[A block of data]
====

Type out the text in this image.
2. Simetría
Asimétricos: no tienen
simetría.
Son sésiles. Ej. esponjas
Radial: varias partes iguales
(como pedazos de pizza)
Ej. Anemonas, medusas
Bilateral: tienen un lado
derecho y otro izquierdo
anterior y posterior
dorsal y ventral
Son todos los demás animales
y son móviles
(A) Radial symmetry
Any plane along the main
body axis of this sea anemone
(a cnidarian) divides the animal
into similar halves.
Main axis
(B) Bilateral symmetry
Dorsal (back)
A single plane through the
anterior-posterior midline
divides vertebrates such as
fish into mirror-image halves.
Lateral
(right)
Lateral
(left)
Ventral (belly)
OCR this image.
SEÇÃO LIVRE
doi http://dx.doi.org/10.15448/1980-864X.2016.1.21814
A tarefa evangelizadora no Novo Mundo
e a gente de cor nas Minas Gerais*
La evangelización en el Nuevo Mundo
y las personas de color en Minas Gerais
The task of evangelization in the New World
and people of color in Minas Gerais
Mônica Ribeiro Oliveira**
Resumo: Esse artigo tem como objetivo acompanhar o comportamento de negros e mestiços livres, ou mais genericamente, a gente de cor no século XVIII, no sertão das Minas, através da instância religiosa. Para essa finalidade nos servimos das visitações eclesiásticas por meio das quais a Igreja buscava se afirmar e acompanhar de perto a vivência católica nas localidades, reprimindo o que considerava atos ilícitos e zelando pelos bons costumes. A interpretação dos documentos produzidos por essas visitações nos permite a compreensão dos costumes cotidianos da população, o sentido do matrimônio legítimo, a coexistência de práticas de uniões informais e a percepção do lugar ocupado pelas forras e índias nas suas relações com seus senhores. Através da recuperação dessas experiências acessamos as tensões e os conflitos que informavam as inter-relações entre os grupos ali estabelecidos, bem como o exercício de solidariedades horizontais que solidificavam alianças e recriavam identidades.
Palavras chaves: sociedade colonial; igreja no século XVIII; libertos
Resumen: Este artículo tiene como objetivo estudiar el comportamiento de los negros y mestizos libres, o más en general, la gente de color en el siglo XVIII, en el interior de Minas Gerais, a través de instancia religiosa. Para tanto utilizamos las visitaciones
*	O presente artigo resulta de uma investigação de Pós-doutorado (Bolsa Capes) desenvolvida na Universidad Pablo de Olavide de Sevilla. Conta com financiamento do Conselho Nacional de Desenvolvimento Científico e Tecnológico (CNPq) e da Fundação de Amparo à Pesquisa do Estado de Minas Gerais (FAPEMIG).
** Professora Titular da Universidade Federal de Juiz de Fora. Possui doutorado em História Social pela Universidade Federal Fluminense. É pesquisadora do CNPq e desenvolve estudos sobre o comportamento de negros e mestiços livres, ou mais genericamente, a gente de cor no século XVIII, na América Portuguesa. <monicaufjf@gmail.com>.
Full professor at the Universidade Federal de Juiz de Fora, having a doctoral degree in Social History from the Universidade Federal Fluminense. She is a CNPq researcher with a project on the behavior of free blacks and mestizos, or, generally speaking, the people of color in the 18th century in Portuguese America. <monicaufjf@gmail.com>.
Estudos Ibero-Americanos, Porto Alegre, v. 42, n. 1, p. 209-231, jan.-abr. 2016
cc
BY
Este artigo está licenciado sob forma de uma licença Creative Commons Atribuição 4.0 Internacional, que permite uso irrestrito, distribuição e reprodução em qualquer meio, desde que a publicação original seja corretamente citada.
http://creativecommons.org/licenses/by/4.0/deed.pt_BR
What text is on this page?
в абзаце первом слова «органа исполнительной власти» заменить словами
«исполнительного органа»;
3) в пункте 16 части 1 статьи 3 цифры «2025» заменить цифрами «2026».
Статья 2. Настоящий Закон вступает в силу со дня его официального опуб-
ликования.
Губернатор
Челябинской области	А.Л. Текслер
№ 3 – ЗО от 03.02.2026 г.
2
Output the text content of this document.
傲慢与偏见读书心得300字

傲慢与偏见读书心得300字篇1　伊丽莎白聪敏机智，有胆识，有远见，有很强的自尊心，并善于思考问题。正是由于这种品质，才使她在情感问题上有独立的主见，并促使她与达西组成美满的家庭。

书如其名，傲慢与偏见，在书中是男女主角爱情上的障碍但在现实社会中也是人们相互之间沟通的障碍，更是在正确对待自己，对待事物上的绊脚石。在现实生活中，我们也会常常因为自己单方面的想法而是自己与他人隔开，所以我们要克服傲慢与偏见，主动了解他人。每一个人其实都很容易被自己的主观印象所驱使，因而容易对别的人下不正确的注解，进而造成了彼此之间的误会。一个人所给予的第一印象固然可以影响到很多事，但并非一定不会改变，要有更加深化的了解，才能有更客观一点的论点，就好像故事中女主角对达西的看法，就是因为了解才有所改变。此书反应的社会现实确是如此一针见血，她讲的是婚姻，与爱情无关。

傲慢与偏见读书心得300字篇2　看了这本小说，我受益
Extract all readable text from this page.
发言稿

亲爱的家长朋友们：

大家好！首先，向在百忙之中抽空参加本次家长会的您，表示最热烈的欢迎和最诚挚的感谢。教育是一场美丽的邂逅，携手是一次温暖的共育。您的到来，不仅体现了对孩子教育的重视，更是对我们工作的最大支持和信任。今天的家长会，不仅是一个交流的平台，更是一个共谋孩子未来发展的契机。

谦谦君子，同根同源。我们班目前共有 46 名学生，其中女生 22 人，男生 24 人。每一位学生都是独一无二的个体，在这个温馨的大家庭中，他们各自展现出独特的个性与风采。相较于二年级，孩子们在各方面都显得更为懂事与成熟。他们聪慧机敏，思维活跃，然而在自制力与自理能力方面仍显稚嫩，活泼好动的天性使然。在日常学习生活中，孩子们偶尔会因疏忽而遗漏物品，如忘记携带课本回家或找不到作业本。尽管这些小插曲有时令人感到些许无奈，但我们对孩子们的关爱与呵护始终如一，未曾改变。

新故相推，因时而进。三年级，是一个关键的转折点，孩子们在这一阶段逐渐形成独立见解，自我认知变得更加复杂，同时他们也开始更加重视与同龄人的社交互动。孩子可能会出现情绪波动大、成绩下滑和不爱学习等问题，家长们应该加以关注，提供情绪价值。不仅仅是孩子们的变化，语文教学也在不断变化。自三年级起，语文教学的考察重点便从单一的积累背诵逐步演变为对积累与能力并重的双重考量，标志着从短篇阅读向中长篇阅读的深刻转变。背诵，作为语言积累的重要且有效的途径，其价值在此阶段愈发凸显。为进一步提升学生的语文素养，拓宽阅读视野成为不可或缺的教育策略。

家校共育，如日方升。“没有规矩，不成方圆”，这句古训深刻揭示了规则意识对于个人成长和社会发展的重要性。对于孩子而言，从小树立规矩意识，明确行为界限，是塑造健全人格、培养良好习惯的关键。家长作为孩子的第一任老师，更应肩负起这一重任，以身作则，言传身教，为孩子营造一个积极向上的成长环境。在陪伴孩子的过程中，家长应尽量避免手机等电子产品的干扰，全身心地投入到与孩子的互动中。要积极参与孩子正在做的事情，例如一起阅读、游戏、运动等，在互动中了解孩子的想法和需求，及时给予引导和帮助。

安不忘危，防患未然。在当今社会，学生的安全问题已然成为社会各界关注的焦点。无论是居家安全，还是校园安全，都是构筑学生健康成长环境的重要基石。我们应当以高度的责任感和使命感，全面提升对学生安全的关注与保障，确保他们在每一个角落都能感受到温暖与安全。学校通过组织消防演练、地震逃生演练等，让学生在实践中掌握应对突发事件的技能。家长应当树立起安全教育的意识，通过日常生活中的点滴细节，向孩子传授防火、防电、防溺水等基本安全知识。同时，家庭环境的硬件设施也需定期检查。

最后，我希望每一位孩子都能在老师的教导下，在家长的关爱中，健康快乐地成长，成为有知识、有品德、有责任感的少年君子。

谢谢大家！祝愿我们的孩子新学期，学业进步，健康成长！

====

▸ **TASK INSTRUCTIONS**:
Each record above should be restated word for word.

▸ **OUTPUT OF THE TASK**:
Type out the text in this image.
2. Simetría
Asimétricos: no tienen
simetría.
Son sésiles. Ej. esponjas
Radial: varias partes iguales
(como pedazos de pizza)
Ej. Anemonas, medusas
Bilateral: tienen un lado
derecho y otro izquierdo
anterior y posterior
dorsal y ventral
Son todos los demás animales
y son móviles
(A) Radial symmetry
Any plane along the main
body axis of this sea anemone
(a cnidarian) divides the animal
into similar halves.
Main axis
(B) Bilateral symmetry
Dorsal (back)
A single plane through the
anterior-posterior midline
divides vertebrates such as
fish into mirror-image halves.
Lateral
(right)
Lateral
(left)
Ventral (belly)
OCR this image.
SEÇÃO LIVRE
doi http://dx.doi.org/10.15448/1980-864X.2016.1.21814
A tarefa evangelizadora no Novo Mundo
e a gente de cor nas Minas Gerais*
La evangelización en el Nuevo Mundo
y las personas de color en Minas Gerais
The task of evangelization in the New World
and people of color in Minas Gerais
Mônica Ribeiro Oliveira**
Resumo: Esse artigo tem como objetivo acompanhar o comportamento de negros e mestiços livres, ou mais genericamente, a gente de cor no século XVIII, no sertão das Minas, através da instância religiosa. Para essa finalidade nos servimos das visitações eclesiásticas por meio das quais a Igreja buscava se afirmar e acompanhar de perto a vivência católica nas localidades, reprimindo o que considerava atos ilícitos e zelando pelos bons costumes. A interpretação dos documentos produzidos por essas visitações nos permite a compreensão dos costumes cotidianos da população, o sentido do matrimônio legítimo, a coexistência de práticas de uniões informais e a percepção do lugar ocupado pelas forras e índias nas suas relações com seus senhores. Através da recuperação dessas experiências acessamos as tensões e os conflitos que informavam as inter-relações entre os grupos ali estabelecidos, bem como o exercício de solidariedades horizontais que solidificavam alianças e recriavam identidades.
Palavras chaves: sociedade colonial; igreja no século XVIII; libertos
Resumen: Este artículo tiene como objetivo estudiar el comportamiento de los negros y mestizos libres, o más en general, la gente de color en el siglo XVIII, en el interior de Minas Gerais, a través de instancia religiosa. Para tanto utilizamos las visitaciones
*	O presente artigo resulta de uma investigação de Pós-doutorado (Bolsa Capes) desenvolvida na Universidad Pablo de Olavide de Sevilla. Conta com financiamento do Conselho Nacional de Desenvolvimento Científico e Tecnológico (CNPq) e da Fundação de Amparo à Pesquisa do Estado de Minas Gerais (FAPEMIG).
** Professora Titular da Universidade Federal de Juiz de Fora. Possui doutorado em História Social pela Universidade Federal Fluminense. É pesquisadora do CNPq e desenvolve estudos sobre o comportamento de negros e mestiços livres, ou mais genericamente, a gente de cor no século XVIII, na América Portuguesa. <monicaufjf@gmail.com>.
Full professor at the Universidade Federal de Juiz de Fora, having a doctoral degree in Social History from the Universidade Federal Fluminense. She is a CNPq researcher with a project on the behavior of free blacks and mestizos, or, generally speaking, the people of color in the 18th century in Portuguese America. <monicaufjf@gmail.com>.
Estudos Ibero-Americanos, Porto Alegre, v. 42, n. 1, p. 209-231, jan.-abr. 2016
cc
BY
Este artigo está licenciado sob forma de uma licença Creative Commons Atribuição 4.0 Internacional, que permite uso irrestrito, distribuição e reprodução em qualquer meio, desde que a publicação original seja corretamente citada.
http://creativecommons.org/licenses/by/4.0/deed.pt_BR
What text is on this page?
в абзаце первом слова «органа исполнительной власти» заменить словами
«исполнительного органа»;
3) в пункте 16 части 1 статьи 3 цифры «2025» заменить цифрами «2026».
Статья 2. Настоящий Закон вступает в силу со дня его официального опуб-
ликования.
Губернатор
Челябинской области	А.Л. Текслер
№ 3 – ЗО от 03.02.2026 г.
2
Output the text content of this document.
傲慢与偏见读书心得300字

傲慢与偏见读书心得300字篇1　伊丽莎白聪敏机智，有胆识，有远见，有很强的自尊心，并善于思考问题。正是由于这种品质，才使她在情感问题上有独立的主见，并促使她与达西组成美满的家庭。

书如其名，傲慢与偏见，在书中是男女主角爱情上的障碍但在现实社会中也是人们相互之间沟通的障碍，更是在正确对待自己，对待事物上的绊脚石。在现实生活中，我们也会常常因为自己单方面的想法而是自己与他人隔开，所以我们要克服傲慢与偏见，主动了解他人。每一个人其实都很容易被自己的主观印象所驱使，因而容易对别的人下不正确的注解，进而造成了彼此之间的误会。一个人所给予的第一印象固然可以影响到很多事，但并非一定不会改变，要有更加深化的了解，才能有更客观一点的论点，就好像故事中女主角对达西的看法，就是因为了解才有所改变。此书反应的社会现实确是如此一针见血，她讲的是婚姻，与爱情无关。

傲慢与偏见读书心得300字篇2　看了这本小说，我受益
Extract all readable text from this page.
发言稿

亲爱的家长朋友们：

大家好！首先，向在百忙之中抽空参加本次家长会的您，表示最热烈的欢迎和最诚挚的感谢。教育是一场美丽的邂逅，携手是一次温暖的共育。您的到来，不仅体现了对孩子教育的重视，更是对我们工作的最大支持和信任。今天的家长会，不仅是一个交流的平台，更是一个共谋孩子未来发展的契机。

谦谦君子，同根同源。我们班目前共有 46 名学生，其中女生 22 人，男生 24 人。每一位学生都是独一无二的个体，在这个温馨的大家庭中，他们各自展现出独特的个性与风采。相较于二年级，孩子们在各方面都显得更为懂事与成熟。他们聪慧机敏，思维活跃，然而在自制力与自理能力方面仍显稚嫩，活泼好动的天性使然。在日常学习生活中，孩子们偶尔会因疏忽而遗漏物品，如忘记携带课本回家或找不到作业本。尽管这些小插曲有时令人感到些许无奈，但我们对孩子们的关爱与呵护始终如一，未曾改变。

新故相推，因时而进。三年级，是一个关键的转折点，孩子们在这一阶段逐渐形成独立见解，自我认知变得更加复杂，同时他们也开始更加重视与同龄人的社交互动。孩子可能会出现情绪波动大、成绩下滑和不爱学习等问题，家长们应该加以关注，提供情绪价值。不仅仅是孩子们的变化，语文教学也在不断变化。自三年级起，语文教学的考察重点便从单一的积累背诵逐步演变为对积累与能力并重的双重考量，标志着从短篇阅读向中长篇阅读的深刻转变。背诵，作为语言积累的重要且有效的途径，其价值在此阶段愈发凸显。为进一步提升学生的语文素养，拓宽阅读视野成为不可或缺的教育策略。

家校共育，如日方升。“没有规矩，不成方圆”，这句古训深刻揭示了规则意识对于个人成长和社会发展的重要性。对于孩子而言，从小树立规矩意识，明确行为界限，是塑造健全人格、培养良好习惯的关键。家长作为孩子的第一任老师，更应肩负起这一重任，以身作则，言传身教，为孩子营造一个积极向上的成长环境。在陪伴孩子的过程中，家长应尽量避免手机等电子产品的干扰，全身心地投入到与孩子的互动中。要积极参与孩子正在做的事情，例如一起阅读、游戏、运动等，在互动中了解孩子的想法和需求，及时给予引导和帮助。

安不忘危，防患未然。在当今社会，学生的安全问题已然成为社会各界关注的焦点。无论是居家安全，还是校园安全，都是构筑学生健康成长环境的重要基石。我们应当以高度的责任感和使命感，全面提升对学生安全的关注与保障，确保他们在每一个角落都能感受到温暖与安全。学校通过组织消防演练、地震逃生演练等，让学生在实践中掌握应对突发事件的技能。家长应当树立起安全教育的意识，通过日常生活中的点滴细节，向孩子传授防火、防电、防溺水等基本安全知识。同时，家庭环境的硬件设施也需定期检查。

最后，我希望每一位孩子都能在老师的教导下，在家长的关爱中，健康快乐地成长，成为有知识、有品德、有责任感的少年君子。

谢谢大家！祝愿我们的孩子新学期，学业进步，健康成长！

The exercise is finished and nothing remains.